Exercise description
Write out each line exactly as it stands, please.

# # # #

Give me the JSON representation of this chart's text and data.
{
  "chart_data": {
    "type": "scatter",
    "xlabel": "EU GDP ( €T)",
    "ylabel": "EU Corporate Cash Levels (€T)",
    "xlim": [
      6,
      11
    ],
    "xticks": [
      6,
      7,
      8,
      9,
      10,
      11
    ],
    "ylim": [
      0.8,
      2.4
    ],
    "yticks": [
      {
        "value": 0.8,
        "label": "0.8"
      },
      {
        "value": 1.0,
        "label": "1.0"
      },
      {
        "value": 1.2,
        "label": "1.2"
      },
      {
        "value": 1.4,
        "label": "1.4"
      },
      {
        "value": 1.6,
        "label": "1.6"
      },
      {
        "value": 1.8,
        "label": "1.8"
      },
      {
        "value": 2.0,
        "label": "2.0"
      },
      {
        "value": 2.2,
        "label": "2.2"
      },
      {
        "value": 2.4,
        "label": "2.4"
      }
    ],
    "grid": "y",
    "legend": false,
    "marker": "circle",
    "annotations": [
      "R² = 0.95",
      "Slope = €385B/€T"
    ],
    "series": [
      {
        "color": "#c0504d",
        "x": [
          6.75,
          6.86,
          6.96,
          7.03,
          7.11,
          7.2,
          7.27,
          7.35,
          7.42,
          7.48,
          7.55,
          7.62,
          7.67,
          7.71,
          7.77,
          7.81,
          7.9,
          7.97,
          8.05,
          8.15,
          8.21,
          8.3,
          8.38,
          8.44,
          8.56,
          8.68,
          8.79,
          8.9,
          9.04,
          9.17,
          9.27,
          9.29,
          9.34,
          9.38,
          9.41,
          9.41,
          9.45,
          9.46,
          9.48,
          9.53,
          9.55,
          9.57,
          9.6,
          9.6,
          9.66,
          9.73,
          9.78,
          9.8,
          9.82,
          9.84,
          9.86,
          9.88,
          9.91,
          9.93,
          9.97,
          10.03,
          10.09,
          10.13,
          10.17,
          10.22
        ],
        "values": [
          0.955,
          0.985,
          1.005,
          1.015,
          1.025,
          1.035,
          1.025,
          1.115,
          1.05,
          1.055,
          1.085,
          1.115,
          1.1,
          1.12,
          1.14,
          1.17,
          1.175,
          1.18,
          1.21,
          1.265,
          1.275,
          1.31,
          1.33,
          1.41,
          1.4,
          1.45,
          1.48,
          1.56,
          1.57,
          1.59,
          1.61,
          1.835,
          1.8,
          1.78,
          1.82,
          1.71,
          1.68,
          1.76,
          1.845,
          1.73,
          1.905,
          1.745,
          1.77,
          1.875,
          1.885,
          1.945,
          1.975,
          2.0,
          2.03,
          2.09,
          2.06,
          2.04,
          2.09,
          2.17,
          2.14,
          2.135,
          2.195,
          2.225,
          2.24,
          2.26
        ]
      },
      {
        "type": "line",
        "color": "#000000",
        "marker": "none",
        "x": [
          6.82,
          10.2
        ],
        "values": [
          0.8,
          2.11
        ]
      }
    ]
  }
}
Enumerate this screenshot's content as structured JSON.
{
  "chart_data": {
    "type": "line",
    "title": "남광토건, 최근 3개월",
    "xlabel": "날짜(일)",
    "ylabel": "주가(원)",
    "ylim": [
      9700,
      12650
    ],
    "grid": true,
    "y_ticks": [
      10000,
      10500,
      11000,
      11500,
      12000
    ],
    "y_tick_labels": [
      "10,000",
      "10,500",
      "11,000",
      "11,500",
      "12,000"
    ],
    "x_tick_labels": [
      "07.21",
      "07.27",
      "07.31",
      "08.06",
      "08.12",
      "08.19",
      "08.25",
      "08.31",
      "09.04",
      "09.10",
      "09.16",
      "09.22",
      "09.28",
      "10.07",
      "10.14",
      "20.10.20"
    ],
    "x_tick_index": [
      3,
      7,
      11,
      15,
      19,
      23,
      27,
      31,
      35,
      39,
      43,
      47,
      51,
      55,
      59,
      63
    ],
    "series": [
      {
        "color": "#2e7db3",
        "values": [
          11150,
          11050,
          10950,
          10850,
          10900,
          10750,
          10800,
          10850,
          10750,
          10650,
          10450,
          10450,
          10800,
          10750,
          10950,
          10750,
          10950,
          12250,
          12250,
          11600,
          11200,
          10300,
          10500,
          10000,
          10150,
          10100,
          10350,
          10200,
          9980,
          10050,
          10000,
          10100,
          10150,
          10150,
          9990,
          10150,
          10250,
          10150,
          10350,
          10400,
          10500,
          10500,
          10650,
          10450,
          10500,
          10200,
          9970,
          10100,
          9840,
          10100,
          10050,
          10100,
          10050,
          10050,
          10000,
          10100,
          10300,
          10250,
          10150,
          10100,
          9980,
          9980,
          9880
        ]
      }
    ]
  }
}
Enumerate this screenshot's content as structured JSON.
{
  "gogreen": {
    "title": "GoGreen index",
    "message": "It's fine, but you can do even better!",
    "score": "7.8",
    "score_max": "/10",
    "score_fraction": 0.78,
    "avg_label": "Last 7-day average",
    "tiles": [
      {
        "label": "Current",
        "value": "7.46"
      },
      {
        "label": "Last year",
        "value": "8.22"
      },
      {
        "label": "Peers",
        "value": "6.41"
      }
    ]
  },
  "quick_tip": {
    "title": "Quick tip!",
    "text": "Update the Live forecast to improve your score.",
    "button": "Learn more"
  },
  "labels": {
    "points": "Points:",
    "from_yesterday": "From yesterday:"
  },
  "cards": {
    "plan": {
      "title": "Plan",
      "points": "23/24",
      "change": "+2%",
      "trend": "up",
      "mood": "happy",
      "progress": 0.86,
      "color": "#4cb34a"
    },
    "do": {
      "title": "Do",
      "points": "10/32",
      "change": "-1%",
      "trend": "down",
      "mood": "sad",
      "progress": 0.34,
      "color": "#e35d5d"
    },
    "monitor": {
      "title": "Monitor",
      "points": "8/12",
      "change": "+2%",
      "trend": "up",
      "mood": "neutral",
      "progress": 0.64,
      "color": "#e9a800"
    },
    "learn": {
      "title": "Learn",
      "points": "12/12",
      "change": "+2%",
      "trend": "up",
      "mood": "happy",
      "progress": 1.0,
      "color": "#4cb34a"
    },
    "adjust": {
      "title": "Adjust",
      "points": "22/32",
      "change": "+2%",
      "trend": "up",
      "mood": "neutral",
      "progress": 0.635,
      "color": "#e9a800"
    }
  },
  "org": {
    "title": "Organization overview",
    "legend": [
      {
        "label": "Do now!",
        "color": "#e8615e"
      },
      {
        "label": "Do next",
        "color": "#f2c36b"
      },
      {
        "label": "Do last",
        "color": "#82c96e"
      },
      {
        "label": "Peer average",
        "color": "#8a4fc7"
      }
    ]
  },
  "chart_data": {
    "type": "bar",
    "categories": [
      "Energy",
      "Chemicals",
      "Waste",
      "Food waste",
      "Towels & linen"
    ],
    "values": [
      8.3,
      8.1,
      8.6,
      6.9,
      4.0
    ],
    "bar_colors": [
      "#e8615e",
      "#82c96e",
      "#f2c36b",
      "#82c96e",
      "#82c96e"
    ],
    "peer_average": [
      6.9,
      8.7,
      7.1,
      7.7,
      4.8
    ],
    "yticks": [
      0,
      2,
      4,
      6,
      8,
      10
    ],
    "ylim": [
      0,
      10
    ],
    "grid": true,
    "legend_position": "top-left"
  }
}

# # # #

Solution below
Give me the JSON representation of this chart's text and data.
{
  "chart_data": {
    "type": "scatter",
    "xlabel": "EU GDP ( €T)",
    "ylabel": "EU Corporate Cash Levels (€T)",
    "xlim": [
      6,
      11
    ],
    "xticks": [
      6,
      7,
      8,
      9,
      10,
      11
    ],
    "ylim": [
      0.8,
      2.4
    ],
    "yticks": [
      {
        "value": 0.8,
        "label": "0.8"
      },
      {
        "value": 1.0,
        "label": "1.0"
      },
      {
        "value": 1.2,
        "label": "1.2"
      },
      {
        "value": 1.4,
        "label": "1.4"
      },
      {
        "value": 1.6,
        "label": "1.6"
      },
      {
        "value": 1.8,
        "label": "1.8"
      },
      {
        "value": 2.0,
        "label": "2.0"
      },
      {
        "value": 2.2,
        "label": "2.2"
      },
      {
        "value": 2.4,
        "label": "2.4"
      }
    ],
    "grid": "y",
    "legend": false,
    "marker": "circle",
    "annotations": [
      "R² = 0.95",
      "Slope = €385B/€T"
    ],
    "series": [
      {
        "color": "#c0504d",
        "x": [
          6.75,
          6.86,
          6.96,
          7.03,
          7.11,
          7.2,
          7.27,
          7.35,
          7.42,
          7.48,
          7.55,
          7.62,
          7.67,
          7.71,
          7.77,
          7.81,
          7.9,
          7.97,
          8.05,
          8.15,
          8.21,
          8.3,
          8.38,
          8.44,
          8.56,
          8.68,
          8.79,
          8.9,
          9.04,
          9.17,
          9.27,
          9.29,
          9.34,
          9.38,
          9.41,
          9.41,
          9.45,
          9.46,
          9.48,
          9.53,
          9.55,
          9.57,
          9.6,
          9.6,
          9.66,
          9.73,
          9.78,
          9.8,
          9.82,
          9.84,
          9.86,
          9.88,
          9.91,
          9.93,
          9.97,
          10.03,
          10.09,
          10.13,
          10.17,
          10.22
        ],
        "values": [
          0.955,
          0.985,
          1.005,
          1.015,
          1.025,
          1.035,
          1.025,
          1.115,
          1.05,
          1.055,
          1.085,
          1.115,
          1.1,
          1.12,
          1.14,
          1.17,
          1.175,
          1.18,
          1.21,
          1.265,
          1.275,
          1.31,
          1.33,
          1.41,
          1.4,
          1.45,
          1.48,
          1.56,
          1.57,
          1.59,
          1.61,
          1.835,
          1.8,
          1.78,
          1.82,
          1.71,
          1.68,
          1.76,
          1.845,
          1.73,
          1.905,
          1.745,
          1.77,
          1.875,
          1.885,
          1.945,
          1.975,
          2.0,
          2.03,
          2.09,
          2.06,
          2.04,
          2.09,
          2.17,
          2.14,
          2.135,
          2.195,
          2.225,
          2.24,
          2.26
        ]
      },
      {
        "type": "line",
        "color": "#000000",
        "marker": "none",
        "x": [
          6.82,
          10.2
        ],
        "values": [
          0.8,
          2.11
        ]
      }
    ]
  }
}
Enumerate this screenshot's content as structured JSON.
{
  "chart_data": {
    "type": "line",
    "title": "남광토건, 최근 3개월",
    "xlabel": "날짜(일)",
    "ylabel": "주가(원)",
    "ylim": [
      9700,
      12650
    ],
    "grid": true,
    "y_ticks": [
      10000,
      10500,
      11000,
      11500,
      12000
    ],
    "y_tick_labels": [
      "10,000",
      "10,500",
      "11,000",
      "11,500",
      "12,000"
    ],
    "x_tick_labels": [
      "07.21",
      "07.27",
      "07.31",
      "08.06",
      "08.12",
      "08.19",
      "08.25",
      "08.31",
      "09.04",
      "09.10",
      "09.16",
      "09.22",
      "09.28",
      "10.07",
      "10.14",
      "20.10.20"
    ],
    "x_tick_index": [
      3,
      7,
      11,
      15,
      19,
      23,
      27,
      31,
      35,
      39,
      43,
      47,
      51,
      55,
      59,
      63
    ],
    "series": [
      {
        "color": "#2e7db3",
        "values": [
          11150,
          11050,
          10950,
          10850,
          10900,
          10750,
          10800,
          10850,
          10750,
          10650,
          10450,
          10450,
          10800,
          10750,
          10950,
          10750,
          10950,
          12250,
          12250,
          11600,
          11200,
          10300,
          10500,
          10000,
          10150,
          10100,
          10350,
          10200,
          9980,
          10050,
          10000,
          10100,
          10150,
          10150,
          9990,
          10150,
          10250,
          10150,
          10350,
          10400,
          10500,
          10500,
          10650,
          10450,
          10500,
          10200,
          9970,
          10100,
          9840,
          10100,
          10050,
          10100,
          10050,
          10050,
          10000,
          10100,
          10300,
          10250,
          10150,
          10100,
          9980,
          9980,
          9880
        ]
      }
    ]
  }
}
Enumerate this screenshot's content as structured JSON.
{
  "gogreen": {
    "title": "GoGreen index",
    "message": "It's fine, but you can do even better!",
    "score": "7.8",
    "score_max": "/10",
    "score_fraction": 0.78,
    "avg_label": "Last 7-day average",
    "tiles": [
      {
        "label": "Current",
        "value": "7.46"
      },
      {
        "label": "Last year",
        "value": "8.22"
      },
      {
        "label": "Peers",
        "value": "6.41"
      }
    ]
  },
  "quick_tip": {
    "title": "Quick tip!",
    "text": "Update the Live forecast to improve your score.",
    "button": "Learn more"
  },
  "labels": {
    "points": "Points:",
    "from_yesterday": "From yesterday:"
  },
  "cards": {
    "plan": {
      "title": "Plan",
      "points": "23/24",
      "change": "+2%",
      "trend": "up",
      "mood": "happy",
      "progress": 0.86,
      "color": "#4cb34a"
    },
    "do": {
      "title": "Do",
      "points": "10/32",
      "change": "-1%",
      "trend": "down",
      "mood": "sad",
      "progress": 0.34,
      "color": "#e35d5d"
    },
    "monitor": {
      "title": "Monitor",
      "points": "8/12",
      "change": "+2%",
      "trend": "up",
      "mood": "neutral",
      "progress": 0.64,
      "color": "#e9a800"
    },
    "learn": {
      "title": "Learn",
      "points": "12/12",
      "change": "+2%",
      "trend": "up",
      "mood": "happy",
      "progress": 1.0,
      "color": "#4cb34a"
    },
    "adjust": {
      "title": "Adjust",
      "points": "22/32",
      "change": "+2%",
      "trend": "up",
      "mood": "neutral",
      "progress": 0.635,
      "color": "#e9a800"
    }
  },
  "org": {
    "title": "Organization overview",
    "legend": [
      {
        "label": "Do now!",
        "color": "#e8615e"
      },
      {
        "label": "Do next",
        "color": "#f2c36b"
      },
      {
        "label": "Do last",
        "color": "#82c96e"
      },
      {
        "label": "Peer average",
        "color": "#8a4fc7"
      }
    ]
  },
  "chart_data": {
    "type": "bar",
    "categories": [
      "Energy",
      "Chemicals",
      "Waste",
      "Food waste",
      "Towels & linen"
    ],
    "values": [
      8.3,
      8.1,
      8.6,
      6.9,
      4.0
    ],
    "bar_colors": [
      "#e8615e",
      "#82c96e",
      "#f2c36b",
      "#82c96e",
      "#82c96e"
    ],
    "peer_average": [
      6.9,
      8.7,
      7.1,
      7.7,
      4.8
    ],
    "yticks": [
      0,
      2,
      4,
      6,
      8,
      10
    ],
    "ylim": [
      0,
      10
    ],
    "grid": true,
    "legend_position": "top-left"
  }
}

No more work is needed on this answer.